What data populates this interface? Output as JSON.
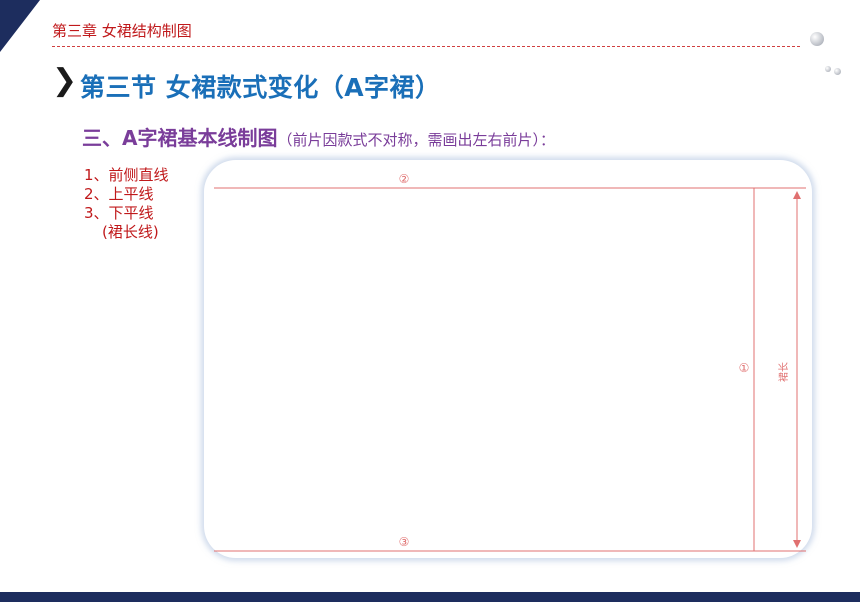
{
  "header": {
    "chapter": "第三章  女裙结构制图"
  },
  "section": {
    "title": "第三节  女裙款式变化（A字裙）"
  },
  "subheading": {
    "main": "三、A字裙基本线制图",
    "note": "（前片因款式不对称，需画出左右前片）："
  },
  "steps": [
    "1、前侧直线",
    "2、上平线",
    "3、下平线",
    "(裙长线)"
  ],
  "drawing": {
    "labels": {
      "top_line": "②",
      "side_line": "①",
      "bottom_line": "③",
      "dimension": "裙长"
    },
    "line_color": "#e07070"
  },
  "colors": {
    "accent_red": "#c0191b",
    "title_blue": "#1a6fb8",
    "subtitle_purple": "#7a3d9a",
    "navy": "#1d2d5e"
  },
  "icons": [
    "chevron-right-icon",
    "bubble-icon"
  ]
}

** Exercise prompt **
Pictures are excluded; output everything else in the data verbatim.

** Task result **
What data populates this interface? Output as JSON.
{
  "header": {
    "chapter": "第三章  女裙结构制图"
  },
  "section": {
    "title": "第三节  女裙款式变化（A字裙）"
  },
  "subheading": {
    "main": "三、A字裙基本线制图",
    "note": "（前片因款式不对称，需画出左右前片）："
  },
  "steps": [
    "1、前侧直线",
    "2、上平线",
    "3、下平线",
    "(裙长线)"
  ],
  "drawing": {
    "labels": {
      "top_line": "②",
      "side_line": "①",
      "bottom_line": "③",
      "dimension": "裙长"
    },
    "line_color": "#e07070"
  },
  "colors": {
    "accent_red": "#c0191b",
    "title_blue": "#1a6fb8",
    "subtitle_purple": "#7a3d9a",
    "navy": "#1d2d5e"
  },
  "icons": [
    "chevron-right-icon",
    "bubble-icon"
  ]
}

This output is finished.